**STATED PROBLEM**. Pictures within the data are to be left out; everything else must be reproduced exactly.

(Extracts from a graphics dataset)
--*--
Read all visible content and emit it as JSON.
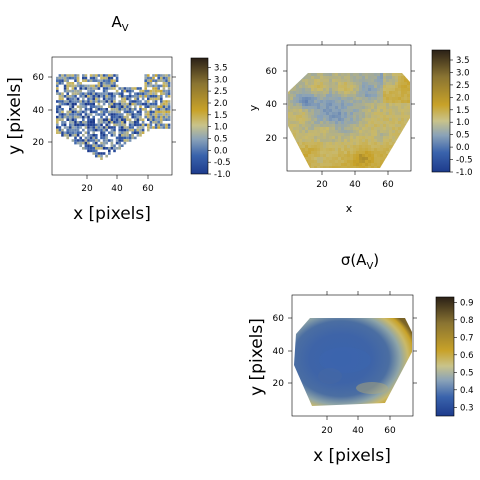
{
  "panels": [
    {
      "id": "av-raw",
      "title_main": "A",
      "title_sub": "V",
      "title_suffix": "",
      "xlabel": "x [pixels]",
      "ylabel": "y [pixels]",
      "xticks": [
        "20",
        "40",
        "60"
      ],
      "yticks": [
        "20",
        "40",
        "60"
      ],
      "colorbar": {
        "ticks": [
          "3.5",
          "3.0",
          "2.5",
          "2.0",
          "1.5",
          "1.0",
          "0.5",
          "0.0",
          "-0.5",
          "-1.0"
        ],
        "min": -1.0,
        "max": 3.9
      }
    },
    {
      "id": "av-smooth",
      "title_main": "",
      "title_sub": "",
      "title_suffix": "",
      "xlabel": "x",
      "ylabel": "y",
      "xticks": [
        "20",
        "40",
        "60"
      ],
      "yticks": [
        "20",
        "40",
        "60"
      ],
      "colorbar": {
        "ticks": [
          "3.5",
          "3.0",
          "2.5",
          "2.0",
          "1.5",
          "1.0",
          "0.5",
          "0.0",
          "-0.5",
          "-1.0"
        ],
        "min": -1.0,
        "max": 3.9
      }
    },
    {
      "id": "sigma-av",
      "title_main": "σ(A",
      "title_sub": "V",
      "title_suffix": ")",
      "xlabel": "x [pixels]",
      "ylabel": "y [pixels]",
      "xticks": [
        "20",
        "40",
        "60"
      ],
      "yticks": [
        "20",
        "40",
        "60"
      ],
      "colorbar": {
        "ticks": [
          "0.9",
          "0.8",
          "0.7",
          "0.6",
          "0.5",
          "0.4",
          "0.3"
        ],
        "min": 0.25,
        "max": 0.93
      }
    }
  ],
  "chart_data": [
    {
      "type": "heatmap",
      "title": "AV",
      "xlabel": "x [pixels]",
      "ylabel": "y [pixels]",
      "xlim": [
        0,
        75
      ],
      "ylim": [
        0,
        75
      ],
      "value_range": [
        -1.0,
        3.9
      ],
      "colormap": [
        "#1d3b8c",
        "#3a63ac",
        "#8aa2b8",
        "#c9b96a",
        "#c8a229",
        "#8a7432",
        "#2a2016"
      ],
      "description_values": "noisy per-pixel map, mostly -0.5 to 2.0; low values (blue) concentrated near x≈25, y≈30-40"
    },
    {
      "type": "heatmap",
      "title": "",
      "xlabel": "x",
      "ylabel": "y",
      "xlim": [
        0,
        75
      ],
      "ylim": [
        0,
        75
      ],
      "value_range": [
        -1.0,
        3.9
      ],
      "colormap": [
        "#1d3b8c",
        "#3a63ac",
        "#8aa2b8",
        "#c9b96a",
        "#c8a229",
        "#8a7432",
        "#2a2016"
      ]
    },
    {
      "type": "heatmap",
      "title": "σ(AV)",
      "xlabel": "x [pixels]",
      "ylabel": "y [pixels]",
      "xlim": [
        0,
        75
      ],
      "ylim": [
        0,
        75
      ],
      "value_range": [
        0.25,
        0.93
      ],
      "colormap": [
        "#1d3b8c",
        "#3a63ac",
        "#8aa2b8",
        "#c9b96a",
        "#c8a229",
        "#8a7432",
        "#2a2016"
      ]
    }
  ]
}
--*--
**COMPLETE ANSWER**.
Read all visible content and emit it as JSON.
{
  "panels": [
    {
      "id": "av-raw",
      "title_main": "A",
      "title_sub": "V",
      "title_suffix": "",
      "xlabel": "x [pixels]",
      "ylabel": "y [pixels]",
      "xticks": [
        "20",
        "40",
        "60"
      ],
      "yticks": [
        "20",
        "40",
        "60"
      ],
      "colorbar": {
        "ticks": [
          "3.5",
          "3.0",
          "2.5",
          "2.0",
          "1.5",
          "1.0",
          "0.5",
          "0.0",
          "-0.5",
          "-1.0"
        ],
        "min": -1.0,
        "max": 3.9
      }
    },
    {
      "id": "av-smooth",
      "title_main": "",
      "title_sub": "",
      "title_suffix": "",
      "xlabel": "x",
      "ylabel": "y",
      "xticks": [
        "20",
        "40",
        "60"
      ],
      "yticks": [
        "20",
        "40",
        "60"
      ],
      "colorbar": {
        "ticks": [
          "3.5",
          "3.0",
          "2.5",
          "2.0",
          "1.5",
          "1.0",
          "0.5",
          "0.0",
          "-0.5",
          "-1.0"
        ],
        "min": -1.0,
        "max": 3.9
      }
    },
    {
      "id": "sigma-av",
      "title_main": "σ(A",
      "title_sub": "V",
      "title_suffix": ")",
      "xlabel": "x [pixels]",
      "ylabel": "y [pixels]",
      "xticks": [
        "20",
        "40",
        "60"
      ],
      "yticks": [
        "20",
        "40",
        "60"
      ],
      "colorbar": {
        "ticks": [
          "0.9",
          "0.8",
          "0.7",
          "0.6",
          "0.5",
          "0.4",
          "0.3"
        ],
        "min": 0.25,
        "max": 0.93
      }
    }
  ],
  "chart_data": [
    {
      "type": "heatmap",
      "title": "AV",
      "xlabel": "x [pixels]",
      "ylabel": "y [pixels]",
      "xlim": [
        0,
        75
      ],
      "ylim": [
        0,
        75
      ],
      "value_range": [
        -1.0,
        3.9
      ],
      "colormap": [
        "#1d3b8c",
        "#3a63ac",
        "#8aa2b8",
        "#c9b96a",
        "#c8a229",
        "#8a7432",
        "#2a2016"
      ],
      "description_values": "noisy per-pixel map, mostly -0.5 to 2.0; low values (blue) concentrated near x≈25, y≈30-40"
    },
    {
      "type": "heatmap",
      "title": "",
      "xlabel": "x",
      "ylabel": "y",
      "xlim": [
        0,
        75
      ],
      "ylim": [
        0,
        75
      ],
      "value_range": [
        -1.0,
        3.9
      ],
      "colormap": [
        "#1d3b8c",
        "#3a63ac",
        "#8aa2b8",
        "#c9b96a",
        "#c8a229",
        "#8a7432",
        "#2a2016"
      ]
    },
    {
      "type": "heatmap",
      "title": "σ(AV)",
      "xlabel": "x [pixels]",
      "ylabel": "y [pixels]",
      "xlim": [
        0,
        75
      ],
      "ylim": [
        0,
        75
      ],
      "value_range": [
        0.25,
        0.93
      ],
      "colormap": [
        "#1d3b8c",
        "#3a63ac",
        "#8aa2b8",
        "#c9b96a",
        "#c8a229",
        "#8a7432",
        "#2a2016"
      ]
    }
  ]
}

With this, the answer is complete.